[Begin]
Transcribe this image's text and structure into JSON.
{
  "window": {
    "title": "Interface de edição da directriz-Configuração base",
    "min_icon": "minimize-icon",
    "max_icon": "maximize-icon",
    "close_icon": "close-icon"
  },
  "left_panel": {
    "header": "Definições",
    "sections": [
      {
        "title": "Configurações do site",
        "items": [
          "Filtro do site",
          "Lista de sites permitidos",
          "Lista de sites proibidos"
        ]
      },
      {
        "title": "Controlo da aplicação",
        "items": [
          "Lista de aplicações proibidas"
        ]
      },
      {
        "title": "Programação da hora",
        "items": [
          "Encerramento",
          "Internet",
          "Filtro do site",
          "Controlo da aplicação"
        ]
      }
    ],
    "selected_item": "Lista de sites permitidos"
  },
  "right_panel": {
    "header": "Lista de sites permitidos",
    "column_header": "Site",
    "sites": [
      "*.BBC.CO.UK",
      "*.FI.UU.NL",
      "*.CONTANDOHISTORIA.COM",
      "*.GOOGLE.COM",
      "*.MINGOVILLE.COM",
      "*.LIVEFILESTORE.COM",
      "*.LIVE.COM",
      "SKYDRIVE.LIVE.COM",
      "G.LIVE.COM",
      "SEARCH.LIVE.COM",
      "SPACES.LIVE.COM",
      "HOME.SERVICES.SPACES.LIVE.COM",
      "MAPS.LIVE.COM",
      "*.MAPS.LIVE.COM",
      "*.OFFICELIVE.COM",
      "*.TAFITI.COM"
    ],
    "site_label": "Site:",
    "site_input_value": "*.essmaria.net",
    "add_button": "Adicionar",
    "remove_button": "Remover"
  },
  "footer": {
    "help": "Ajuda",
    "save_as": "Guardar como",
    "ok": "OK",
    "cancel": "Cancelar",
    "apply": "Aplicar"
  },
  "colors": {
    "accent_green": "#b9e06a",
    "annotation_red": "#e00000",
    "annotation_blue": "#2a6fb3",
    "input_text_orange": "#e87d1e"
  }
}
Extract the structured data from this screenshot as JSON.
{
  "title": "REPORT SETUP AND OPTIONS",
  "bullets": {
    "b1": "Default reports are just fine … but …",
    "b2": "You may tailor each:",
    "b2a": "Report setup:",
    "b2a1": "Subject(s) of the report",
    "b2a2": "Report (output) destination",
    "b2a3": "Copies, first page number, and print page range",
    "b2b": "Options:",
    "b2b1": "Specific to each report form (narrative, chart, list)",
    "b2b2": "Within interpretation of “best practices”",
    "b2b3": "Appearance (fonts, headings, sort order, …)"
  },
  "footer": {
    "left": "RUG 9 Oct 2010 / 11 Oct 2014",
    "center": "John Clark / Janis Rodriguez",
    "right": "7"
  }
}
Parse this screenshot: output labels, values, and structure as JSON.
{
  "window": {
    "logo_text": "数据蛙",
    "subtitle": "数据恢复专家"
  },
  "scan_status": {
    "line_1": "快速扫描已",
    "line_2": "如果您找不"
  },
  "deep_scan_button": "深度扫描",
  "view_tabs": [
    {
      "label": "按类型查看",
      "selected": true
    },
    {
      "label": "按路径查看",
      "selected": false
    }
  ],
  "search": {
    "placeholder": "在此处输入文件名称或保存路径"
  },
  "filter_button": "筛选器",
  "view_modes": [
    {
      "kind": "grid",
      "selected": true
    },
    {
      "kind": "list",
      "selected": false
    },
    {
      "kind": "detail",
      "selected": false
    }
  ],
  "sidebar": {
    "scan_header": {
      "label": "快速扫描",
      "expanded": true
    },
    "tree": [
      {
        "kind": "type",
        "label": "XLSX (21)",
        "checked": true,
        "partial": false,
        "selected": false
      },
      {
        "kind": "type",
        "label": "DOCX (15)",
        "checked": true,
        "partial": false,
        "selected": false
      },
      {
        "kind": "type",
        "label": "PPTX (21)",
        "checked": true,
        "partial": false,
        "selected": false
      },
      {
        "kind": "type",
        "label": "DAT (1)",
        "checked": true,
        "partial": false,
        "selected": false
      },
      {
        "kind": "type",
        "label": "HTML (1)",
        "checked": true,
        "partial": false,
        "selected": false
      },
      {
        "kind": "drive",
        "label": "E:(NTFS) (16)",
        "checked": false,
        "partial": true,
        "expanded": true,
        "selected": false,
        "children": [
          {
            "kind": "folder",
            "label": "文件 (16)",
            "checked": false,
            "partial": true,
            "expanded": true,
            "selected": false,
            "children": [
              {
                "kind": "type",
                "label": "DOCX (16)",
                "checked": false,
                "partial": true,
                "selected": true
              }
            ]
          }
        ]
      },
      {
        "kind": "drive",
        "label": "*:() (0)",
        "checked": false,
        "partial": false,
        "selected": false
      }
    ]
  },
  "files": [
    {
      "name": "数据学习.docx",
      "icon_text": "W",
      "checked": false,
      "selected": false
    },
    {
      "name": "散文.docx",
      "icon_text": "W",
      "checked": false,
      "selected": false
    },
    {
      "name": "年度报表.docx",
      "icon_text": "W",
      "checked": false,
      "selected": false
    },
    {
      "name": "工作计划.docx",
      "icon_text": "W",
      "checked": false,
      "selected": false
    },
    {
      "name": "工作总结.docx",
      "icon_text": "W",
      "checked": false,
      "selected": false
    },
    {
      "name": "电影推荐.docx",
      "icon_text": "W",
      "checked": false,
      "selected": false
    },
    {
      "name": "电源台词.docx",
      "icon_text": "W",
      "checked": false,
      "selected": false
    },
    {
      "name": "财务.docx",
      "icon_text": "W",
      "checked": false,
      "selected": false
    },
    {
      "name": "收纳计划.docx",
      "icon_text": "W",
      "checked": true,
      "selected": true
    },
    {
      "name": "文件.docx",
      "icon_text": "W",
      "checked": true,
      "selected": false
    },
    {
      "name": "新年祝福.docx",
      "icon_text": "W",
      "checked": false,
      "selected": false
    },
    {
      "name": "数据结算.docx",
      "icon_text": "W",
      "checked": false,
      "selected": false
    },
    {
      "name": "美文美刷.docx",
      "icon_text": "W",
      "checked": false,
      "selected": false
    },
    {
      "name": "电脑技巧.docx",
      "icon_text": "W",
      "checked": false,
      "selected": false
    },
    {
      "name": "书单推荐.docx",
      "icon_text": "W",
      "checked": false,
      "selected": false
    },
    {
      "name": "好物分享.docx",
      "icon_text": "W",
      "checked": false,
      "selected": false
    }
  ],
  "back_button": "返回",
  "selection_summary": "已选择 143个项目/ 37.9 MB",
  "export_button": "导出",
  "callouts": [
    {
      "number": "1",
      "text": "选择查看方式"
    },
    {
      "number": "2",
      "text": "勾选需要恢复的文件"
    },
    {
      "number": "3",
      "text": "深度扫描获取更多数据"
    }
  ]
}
[End]
_PROBLEM TO SOLVE_.
Return every line in the listing that contains the word "screenshot".

_WRITTEN SOLUTION_.
Extract the structured data from this screenshot as JSON.
Parse this screenshot: output labels, values, and structure as JSON.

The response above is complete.